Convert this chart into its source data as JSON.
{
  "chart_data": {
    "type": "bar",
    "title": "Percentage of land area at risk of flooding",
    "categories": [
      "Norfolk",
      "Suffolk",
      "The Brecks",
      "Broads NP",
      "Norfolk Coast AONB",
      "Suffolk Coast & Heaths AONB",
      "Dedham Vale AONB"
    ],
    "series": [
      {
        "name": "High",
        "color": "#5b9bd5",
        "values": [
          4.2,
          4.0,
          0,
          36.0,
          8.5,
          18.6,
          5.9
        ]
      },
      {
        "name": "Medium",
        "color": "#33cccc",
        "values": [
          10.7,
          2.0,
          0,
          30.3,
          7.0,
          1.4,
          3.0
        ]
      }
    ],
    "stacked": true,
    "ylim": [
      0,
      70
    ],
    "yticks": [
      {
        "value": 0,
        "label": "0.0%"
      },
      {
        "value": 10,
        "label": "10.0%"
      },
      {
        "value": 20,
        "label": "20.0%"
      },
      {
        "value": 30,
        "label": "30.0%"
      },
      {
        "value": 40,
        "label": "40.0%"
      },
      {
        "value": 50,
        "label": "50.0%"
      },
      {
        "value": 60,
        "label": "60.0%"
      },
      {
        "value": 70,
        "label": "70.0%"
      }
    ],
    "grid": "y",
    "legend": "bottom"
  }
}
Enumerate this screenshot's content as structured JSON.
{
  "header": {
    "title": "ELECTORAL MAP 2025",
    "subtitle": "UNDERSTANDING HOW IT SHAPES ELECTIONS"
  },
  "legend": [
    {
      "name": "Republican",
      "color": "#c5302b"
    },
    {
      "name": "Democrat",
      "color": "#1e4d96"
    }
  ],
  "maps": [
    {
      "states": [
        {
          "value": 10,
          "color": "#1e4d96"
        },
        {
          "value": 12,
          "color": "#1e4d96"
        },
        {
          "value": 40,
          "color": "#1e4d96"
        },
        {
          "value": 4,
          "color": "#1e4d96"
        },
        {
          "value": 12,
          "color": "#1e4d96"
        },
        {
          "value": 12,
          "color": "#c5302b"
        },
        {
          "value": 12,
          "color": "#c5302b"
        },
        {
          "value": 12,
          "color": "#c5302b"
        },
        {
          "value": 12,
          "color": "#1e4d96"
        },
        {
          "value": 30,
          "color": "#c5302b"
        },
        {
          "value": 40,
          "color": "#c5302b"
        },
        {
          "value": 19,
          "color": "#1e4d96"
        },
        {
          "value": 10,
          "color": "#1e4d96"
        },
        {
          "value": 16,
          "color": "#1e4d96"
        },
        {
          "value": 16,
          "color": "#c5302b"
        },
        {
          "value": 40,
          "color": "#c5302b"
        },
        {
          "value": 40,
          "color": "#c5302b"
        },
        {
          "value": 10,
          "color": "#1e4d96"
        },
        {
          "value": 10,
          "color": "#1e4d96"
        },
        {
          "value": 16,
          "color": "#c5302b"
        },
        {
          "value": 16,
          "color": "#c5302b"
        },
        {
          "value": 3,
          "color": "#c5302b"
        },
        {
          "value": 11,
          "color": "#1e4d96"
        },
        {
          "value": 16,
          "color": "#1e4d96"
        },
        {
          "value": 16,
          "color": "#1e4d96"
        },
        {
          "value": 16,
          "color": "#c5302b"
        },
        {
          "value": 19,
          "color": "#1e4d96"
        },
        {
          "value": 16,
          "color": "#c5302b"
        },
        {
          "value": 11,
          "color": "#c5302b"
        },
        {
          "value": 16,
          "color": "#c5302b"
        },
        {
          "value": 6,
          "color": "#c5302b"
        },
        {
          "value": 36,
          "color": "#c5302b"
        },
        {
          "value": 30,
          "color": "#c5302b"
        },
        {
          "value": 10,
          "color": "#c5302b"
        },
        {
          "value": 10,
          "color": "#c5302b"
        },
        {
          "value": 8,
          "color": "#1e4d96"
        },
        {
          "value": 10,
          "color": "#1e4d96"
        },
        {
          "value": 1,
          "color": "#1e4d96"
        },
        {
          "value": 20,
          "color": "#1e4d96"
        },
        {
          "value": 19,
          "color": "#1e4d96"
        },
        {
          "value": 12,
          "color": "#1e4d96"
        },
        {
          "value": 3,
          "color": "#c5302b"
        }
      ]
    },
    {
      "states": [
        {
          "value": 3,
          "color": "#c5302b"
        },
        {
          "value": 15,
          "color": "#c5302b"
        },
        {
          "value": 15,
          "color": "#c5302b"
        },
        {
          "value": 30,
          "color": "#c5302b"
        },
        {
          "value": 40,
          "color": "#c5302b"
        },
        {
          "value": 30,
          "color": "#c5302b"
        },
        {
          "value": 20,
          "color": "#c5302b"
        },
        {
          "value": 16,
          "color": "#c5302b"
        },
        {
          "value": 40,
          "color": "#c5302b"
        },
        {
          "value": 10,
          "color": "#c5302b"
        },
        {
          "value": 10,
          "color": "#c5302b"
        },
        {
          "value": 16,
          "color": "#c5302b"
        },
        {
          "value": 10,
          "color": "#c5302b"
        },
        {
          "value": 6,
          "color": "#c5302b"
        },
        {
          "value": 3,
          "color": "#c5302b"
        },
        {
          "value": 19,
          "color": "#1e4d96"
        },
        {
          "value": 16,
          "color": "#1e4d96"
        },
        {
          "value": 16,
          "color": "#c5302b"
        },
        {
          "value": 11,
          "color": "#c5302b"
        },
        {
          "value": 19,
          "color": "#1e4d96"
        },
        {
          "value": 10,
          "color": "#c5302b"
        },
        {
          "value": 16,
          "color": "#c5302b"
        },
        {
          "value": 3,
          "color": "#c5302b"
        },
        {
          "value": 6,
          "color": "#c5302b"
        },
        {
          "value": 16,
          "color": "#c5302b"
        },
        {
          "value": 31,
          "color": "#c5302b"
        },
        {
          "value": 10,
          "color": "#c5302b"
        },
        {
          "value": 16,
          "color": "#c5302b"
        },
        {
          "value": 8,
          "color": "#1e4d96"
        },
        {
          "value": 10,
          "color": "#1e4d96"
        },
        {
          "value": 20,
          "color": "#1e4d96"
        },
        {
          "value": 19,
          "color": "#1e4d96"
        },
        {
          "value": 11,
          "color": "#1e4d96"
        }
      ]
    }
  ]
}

Short task - Search the records above for "Coast". Copy each line where it is found.

Result for this exercise -
      "Norfolk Coast AONB",
      "Suffolk Coast & Heaths AONB",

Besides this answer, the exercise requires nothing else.